Where a line holds the string "emission", return that line.

┌────────

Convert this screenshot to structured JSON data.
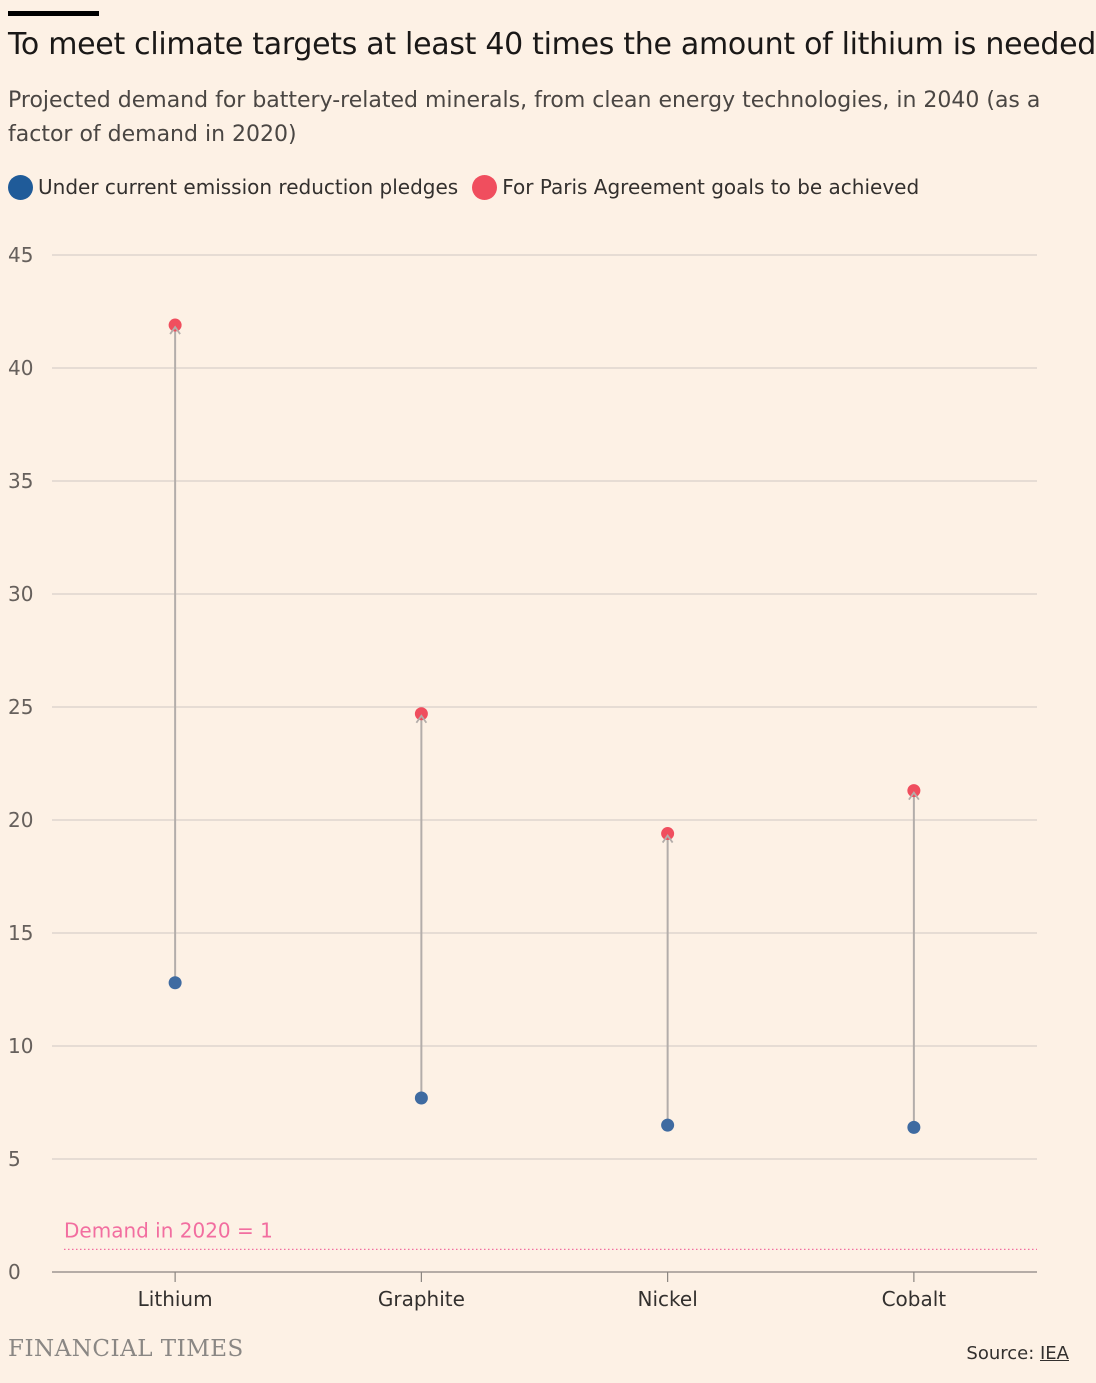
{
  "header": {
    "title": "To meet climate targets at least 40 times the amount of lithium is needed",
    "subtitle": "Projected demand for battery-related minerals, from clean energy technologies, in 2040 (as a factor of demand in 2020)"
  },
  "legend": {
    "items": [
      {
        "label": "Under current emission reduction pledges",
        "color": "#1f5b99"
      },
      {
        "label": "For Paris Agreement goals to be achieved",
        "color": "#f04e5e"
      }
    ]
  },
  "chart_data": {
    "type": "dumbbell",
    "categories": [
      "Lithium",
      "Graphite",
      "Nickel",
      "Cobalt"
    ],
    "series": [
      {
        "name": "Under current emission reduction pledges",
        "values": [
          12.8,
          7.7,
          6.5,
          6.4
        ],
        "color": "#3f6ba1"
      },
      {
        "name": "For Paris Agreement goals to be achieved",
        "values": [
          41.9,
          24.7,
          19.4,
          21.3
        ],
        "color": "#f04e5e"
      }
    ],
    "ylim": [
      0,
      45
    ],
    "yticks": [
      0,
      5,
      10,
      15,
      20,
      25,
      30,
      35,
      40,
      45
    ],
    "grid": true,
    "reference_line": {
      "value": 1,
      "label": "Demand in 2020 = 1",
      "color": "#f26ea0"
    },
    "connector_color": "#b3adaa"
  },
  "footer": {
    "logo": "FINANCIAL TIMES",
    "source_prefix": "Source: ",
    "source_link": "IEA"
  }
}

└────────

◆ Written answer:
        "label": "Under current emission reduction pledges",
        "name": "Under current emission reduction pledges",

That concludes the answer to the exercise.